Collection entries
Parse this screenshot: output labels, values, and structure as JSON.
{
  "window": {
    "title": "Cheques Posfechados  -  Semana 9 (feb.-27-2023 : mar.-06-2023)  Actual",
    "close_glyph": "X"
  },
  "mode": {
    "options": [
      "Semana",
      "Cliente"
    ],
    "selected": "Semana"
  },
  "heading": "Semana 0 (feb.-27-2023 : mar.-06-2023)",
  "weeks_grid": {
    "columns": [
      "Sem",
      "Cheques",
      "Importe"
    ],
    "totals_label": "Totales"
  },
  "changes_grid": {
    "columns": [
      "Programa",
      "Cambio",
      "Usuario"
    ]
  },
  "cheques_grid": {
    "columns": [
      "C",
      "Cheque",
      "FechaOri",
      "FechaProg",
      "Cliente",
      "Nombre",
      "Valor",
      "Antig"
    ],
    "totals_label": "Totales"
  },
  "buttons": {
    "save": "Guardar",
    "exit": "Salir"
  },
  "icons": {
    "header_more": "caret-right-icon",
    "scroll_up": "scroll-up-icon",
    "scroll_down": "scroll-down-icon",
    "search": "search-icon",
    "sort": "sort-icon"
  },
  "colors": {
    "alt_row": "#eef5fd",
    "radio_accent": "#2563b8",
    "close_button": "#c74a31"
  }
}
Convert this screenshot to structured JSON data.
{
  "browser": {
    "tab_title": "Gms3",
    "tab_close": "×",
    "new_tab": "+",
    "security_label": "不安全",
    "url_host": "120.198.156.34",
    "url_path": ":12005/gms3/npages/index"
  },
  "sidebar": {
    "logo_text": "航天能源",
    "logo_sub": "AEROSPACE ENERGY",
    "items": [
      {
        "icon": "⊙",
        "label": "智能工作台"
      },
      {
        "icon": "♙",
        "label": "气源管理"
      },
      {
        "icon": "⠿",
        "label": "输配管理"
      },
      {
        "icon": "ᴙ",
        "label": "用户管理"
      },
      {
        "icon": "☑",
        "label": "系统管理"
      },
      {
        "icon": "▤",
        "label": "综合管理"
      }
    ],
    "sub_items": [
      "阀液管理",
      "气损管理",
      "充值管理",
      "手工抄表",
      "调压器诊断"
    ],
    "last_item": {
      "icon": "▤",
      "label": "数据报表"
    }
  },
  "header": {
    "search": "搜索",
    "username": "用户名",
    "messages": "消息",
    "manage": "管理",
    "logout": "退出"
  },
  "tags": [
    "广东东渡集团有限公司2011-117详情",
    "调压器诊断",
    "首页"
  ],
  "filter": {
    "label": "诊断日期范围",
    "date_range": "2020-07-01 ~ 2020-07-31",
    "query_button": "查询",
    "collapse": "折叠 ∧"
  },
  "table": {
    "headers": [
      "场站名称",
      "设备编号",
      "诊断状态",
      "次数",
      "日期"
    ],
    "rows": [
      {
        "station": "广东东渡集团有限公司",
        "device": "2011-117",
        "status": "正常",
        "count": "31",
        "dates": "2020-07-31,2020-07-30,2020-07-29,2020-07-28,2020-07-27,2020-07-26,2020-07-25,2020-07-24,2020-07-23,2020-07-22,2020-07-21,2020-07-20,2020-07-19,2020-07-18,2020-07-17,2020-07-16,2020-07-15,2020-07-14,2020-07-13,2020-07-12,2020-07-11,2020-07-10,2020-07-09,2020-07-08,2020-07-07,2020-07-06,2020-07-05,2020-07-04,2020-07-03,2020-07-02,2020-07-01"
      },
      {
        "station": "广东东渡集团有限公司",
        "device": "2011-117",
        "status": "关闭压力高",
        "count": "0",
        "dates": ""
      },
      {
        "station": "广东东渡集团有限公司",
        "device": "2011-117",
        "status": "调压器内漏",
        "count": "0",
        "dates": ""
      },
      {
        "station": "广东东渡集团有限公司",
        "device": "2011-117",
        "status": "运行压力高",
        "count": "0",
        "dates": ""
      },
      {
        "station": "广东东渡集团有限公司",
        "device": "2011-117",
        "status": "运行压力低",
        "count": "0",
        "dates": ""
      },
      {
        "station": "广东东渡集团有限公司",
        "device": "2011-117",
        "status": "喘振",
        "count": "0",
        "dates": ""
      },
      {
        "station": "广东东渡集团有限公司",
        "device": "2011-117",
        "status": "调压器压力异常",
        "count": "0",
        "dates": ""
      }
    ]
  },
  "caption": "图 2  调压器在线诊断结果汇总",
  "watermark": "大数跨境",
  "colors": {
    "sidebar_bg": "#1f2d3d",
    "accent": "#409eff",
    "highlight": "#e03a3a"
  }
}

= Direction =
Retype every record above exactly as written.

= Exercise solution =
Parse this screenshot: output labels, values, and structure as JSON.
{
  "window": {
    "title": "Cheques Posfechados  -  Semana 9 (feb.-27-2023 : mar.-06-2023)  Actual",
    "close_glyph": "X"
  },
  "mode": {
    "options": [
      "Semana",
      "Cliente"
    ],
    "selected": "Semana"
  },
  "heading": "Semana 0 (feb.-27-2023 : mar.-06-2023)",
  "weeks_grid": {
    "columns": [
      "Sem",
      "Cheques",
      "Importe"
    ],
    "totals_label": "Totales"
  },
  "changes_grid": {
    "columns": [
      "Programa",
      "Cambio",
      "Usuario"
    ]
  },
  "cheques_grid": {
    "columns": [
      "C",
      "Cheque",
      "FechaOri",
      "FechaProg",
      "Cliente",
      "Nombre",
      "Valor",
      "Antig"
    ],
    "totals_label": "Totales"
  },
  "buttons": {
    "save": "Guardar",
    "exit": "Salir"
  },
  "icons": {
    "header_more": "caret-right-icon",
    "scroll_up": "scroll-up-icon",
    "scroll_down": "scroll-down-icon",
    "search": "search-icon",
    "sort": "sort-icon"
  },
  "colors": {
    "alt_row": "#eef5fd",
    "radio_accent": "#2563b8",
    "close_button": "#c74a31"
  }
}
Convert this screenshot to structured JSON data.
{
  "browser": {
    "tab_title": "Gms3",
    "tab_close": "×",
    "new_tab": "+",
    "security_label": "不安全",
    "url_host": "120.198.156.34",
    "url_path": ":12005/gms3/npages/index"
  },
  "sidebar": {
    "logo_text": "航天能源",
    "logo_sub": "AEROSPACE ENERGY",
    "items": [
      {
        "icon": "⊙",
        "label": "智能工作台"
      },
      {
        "icon": "♙",
        "label": "气源管理"
      },
      {
        "icon": "⠿",
        "label": "输配管理"
      },
      {
        "icon": "ᴙ",
        "label": "用户管理"
      },
      {
        "icon": "☑",
        "label": "系统管理"
      },
      {
        "icon": "▤",
        "label": "综合管理"
      }
    ],
    "sub_items": [
      "阀液管理",
      "气损管理",
      "充值管理",
      "手工抄表",
      "调压器诊断"
    ],
    "last_item": {
      "icon": "▤",
      "label": "数据报表"
    }
  },
  "header": {
    "search": "搜索",
    "username": "用户名",
    "messages": "消息",
    "manage": "管理",
    "logout": "退出"
  },
  "tags": [
    "广东东渡集团有限公司2011-117详情",
    "调压器诊断",
    "首页"
  ],
  "filter": {
    "label": "诊断日期范围",
    "date_range": "2020-07-01 ~ 2020-07-31",
    "query_button": "查询",
    "collapse": "折叠 ∧"
  },
  "table": {
    "headers": [
      "场站名称",
      "设备编号",
      "诊断状态",
      "次数",
      "日期"
    ],
    "rows": [
      {
        "station": "广东东渡集团有限公司",
        "device": "2011-117",
        "status": "正常",
        "count": "31",
        "dates": "2020-07-31,2020-07-30,2020-07-29,2020-07-28,2020-07-27,2020-07-26,2020-07-25,2020-07-24,2020-07-23,2020-07-22,2020-07-21,2020-07-20,2020-07-19,2020-07-18,2020-07-17,2020-07-16,2020-07-15,2020-07-14,2020-07-13,2020-07-12,2020-07-11,2020-07-10,2020-07-09,2020-07-08,2020-07-07,2020-07-06,2020-07-05,2020-07-04,2020-07-03,2020-07-02,2020-07-01"
      },
      {
        "station": "广东东渡集团有限公司",
        "device": "2011-117",
        "status": "关闭压力高",
        "count": "0",
        "dates": ""
      },
      {
        "station": "广东东渡集团有限公司",
        "device": "2011-117",
        "status": "调压器内漏",
        "count": "0",
        "dates": ""
      },
      {
        "station": "广东东渡集团有限公司",
        "device": "2011-117",
        "status": "运行压力高",
        "count": "0",
        "dates": ""
      },
      {
        "station": "广东东渡集团有限公司",
        "device": "2011-117",
        "status": "运行压力低",
        "count": "0",
        "dates": ""
      },
      {
        "station": "广东东渡集团有限公司",
        "device": "2011-117",
        "status": "喘振",
        "count": "0",
        "dates": ""
      },
      {
        "station": "广东东渡集团有限公司",
        "device": "2011-117",
        "status": "调压器压力异常",
        "count": "0",
        "dates": ""
      }
    ]
  },
  "caption": "图 2  调压器在线诊断结果汇总",
  "watermark": "大数跨境",
  "colors": {
    "sidebar_bg": "#1f2d3d",
    "accent": "#409eff",
    "highlight": "#e03a3a"
  }
}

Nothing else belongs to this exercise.